Stored data:
----

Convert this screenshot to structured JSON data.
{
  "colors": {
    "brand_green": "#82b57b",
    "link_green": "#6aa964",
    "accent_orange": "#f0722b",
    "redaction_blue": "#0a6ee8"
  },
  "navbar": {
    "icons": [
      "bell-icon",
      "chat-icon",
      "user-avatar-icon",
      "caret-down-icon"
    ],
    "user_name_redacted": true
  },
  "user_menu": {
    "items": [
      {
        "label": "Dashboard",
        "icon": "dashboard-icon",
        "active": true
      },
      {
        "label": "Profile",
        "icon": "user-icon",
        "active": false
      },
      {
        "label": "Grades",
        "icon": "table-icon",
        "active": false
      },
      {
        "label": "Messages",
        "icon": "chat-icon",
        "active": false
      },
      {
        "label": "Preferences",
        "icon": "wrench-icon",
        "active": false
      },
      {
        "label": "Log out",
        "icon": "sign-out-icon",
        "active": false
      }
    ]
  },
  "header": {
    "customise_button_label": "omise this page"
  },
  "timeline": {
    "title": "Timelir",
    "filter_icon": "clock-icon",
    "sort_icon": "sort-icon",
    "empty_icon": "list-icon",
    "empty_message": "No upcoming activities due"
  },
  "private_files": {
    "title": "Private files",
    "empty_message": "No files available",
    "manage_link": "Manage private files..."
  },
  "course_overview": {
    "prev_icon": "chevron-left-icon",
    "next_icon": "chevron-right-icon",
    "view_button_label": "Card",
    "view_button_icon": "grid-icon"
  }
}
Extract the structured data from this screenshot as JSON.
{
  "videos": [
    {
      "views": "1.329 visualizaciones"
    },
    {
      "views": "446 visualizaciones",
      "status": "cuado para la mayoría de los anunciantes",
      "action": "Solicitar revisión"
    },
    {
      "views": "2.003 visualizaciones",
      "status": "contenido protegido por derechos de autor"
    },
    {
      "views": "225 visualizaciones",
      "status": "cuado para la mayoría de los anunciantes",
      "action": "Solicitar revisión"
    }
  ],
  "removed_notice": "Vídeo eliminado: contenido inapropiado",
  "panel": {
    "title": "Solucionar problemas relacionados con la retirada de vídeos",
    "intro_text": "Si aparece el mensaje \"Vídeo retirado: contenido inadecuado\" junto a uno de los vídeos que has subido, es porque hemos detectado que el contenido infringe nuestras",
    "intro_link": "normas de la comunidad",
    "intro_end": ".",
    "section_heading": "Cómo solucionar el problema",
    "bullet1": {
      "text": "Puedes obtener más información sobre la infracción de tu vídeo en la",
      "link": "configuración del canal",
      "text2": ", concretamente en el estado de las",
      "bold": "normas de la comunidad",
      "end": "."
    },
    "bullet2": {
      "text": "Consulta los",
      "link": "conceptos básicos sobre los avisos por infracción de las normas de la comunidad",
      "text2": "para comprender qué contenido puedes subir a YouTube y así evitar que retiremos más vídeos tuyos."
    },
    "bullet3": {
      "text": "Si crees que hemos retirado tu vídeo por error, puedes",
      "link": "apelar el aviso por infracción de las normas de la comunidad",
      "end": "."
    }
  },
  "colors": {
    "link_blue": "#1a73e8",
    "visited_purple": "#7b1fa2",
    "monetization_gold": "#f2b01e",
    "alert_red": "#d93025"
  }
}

----

- **AIM**:
From the data above, extract every line in its exact form.

- **EXPECTED ANSWER**:
Convert this screenshot to structured JSON data.
{
  "colors": {
    "brand_green": "#82b57b",
    "link_green": "#6aa964",
    "accent_orange": "#f0722b",
    "redaction_blue": "#0a6ee8"
  },
  "navbar": {
    "icons": [
      "bell-icon",
      "chat-icon",
      "user-avatar-icon",
      "caret-down-icon"
    ],
    "user_name_redacted": true
  },
  "user_menu": {
    "items": [
      {
        "label": "Dashboard",
        "icon": "dashboard-icon",
        "active": true
      },
      {
        "label": "Profile",
        "icon": "user-icon",
        "active": false
      },
      {
        "label": "Grades",
        "icon": "table-icon",
        "active": false
      },
      {
        "label": "Messages",
        "icon": "chat-icon",
        "active": false
      },
      {
        "label": "Preferences",
        "icon": "wrench-icon",
        "active": false
      },
      {
        "label": "Log out",
        "icon": "sign-out-icon",
        "active": false
      }
    ]
  },
  "header": {
    "customise_button_label": "omise this page"
  },
  "timeline": {
    "title": "Timelir",
    "filter_icon": "clock-icon",
    "sort_icon": "sort-icon",
    "empty_icon": "list-icon",
    "empty_message": "No upcoming activities due"
  },
  "private_files": {
    "title": "Private files",
    "empty_message": "No files available",
    "manage_link": "Manage private files..."
  },
  "course_overview": {
    "prev_icon": "chevron-left-icon",
    "next_icon": "chevron-right-icon",
    "view_button_label": "Card",
    "view_button_icon": "grid-icon"
  }
}
Extract the structured data from this screenshot as JSON.
{
  "videos": [
    {
      "views": "1.329 visualizaciones"
    },
    {
      "views": "446 visualizaciones",
      "status": "cuado para la mayoría de los anunciantes",
      "action": "Solicitar revisión"
    },
    {
      "views": "2.003 visualizaciones",
      "status": "contenido protegido por derechos de autor"
    },
    {
      "views": "225 visualizaciones",
      "status": "cuado para la mayoría de los anunciantes",
      "action": "Solicitar revisión"
    }
  ],
  "removed_notice": "Vídeo eliminado: contenido inapropiado",
  "panel": {
    "title": "Solucionar problemas relacionados con la retirada de vídeos",
    "intro_text": "Si aparece el mensaje \"Vídeo retirado: contenido inadecuado\" junto a uno de los vídeos que has subido, es porque hemos detectado que el contenido infringe nuestras",
    "intro_link": "normas de la comunidad",
    "intro_end": ".",
    "section_heading": "Cómo solucionar el problema",
    "bullet1": {
      "text": "Puedes obtener más información sobre la infracción de tu vídeo en la",
      "link": "configuración del canal",
      "text2": ", concretamente en el estado de las",
      "bold": "normas de la comunidad",
      "end": "."
    },
    "bullet2": {
      "text": "Consulta los",
      "link": "conceptos básicos sobre los avisos por infracción de las normas de la comunidad",
      "text2": "para comprender qué contenido puedes subir a YouTube y así evitar que retiremos más vídeos tuyos."
    },
    "bullet3": {
      "text": "Si crees que hemos retirado tu vídeo por error, puedes",
      "link": "apelar el aviso por infracción de las normas de la comunidad",
      "end": "."
    }
  },
  "colors": {
    "link_blue": "#1a73e8",
    "visited_purple": "#7b1fa2",
    "monetization_gold": "#f2b01e",
    "alert_red": "#d93025"
  }
}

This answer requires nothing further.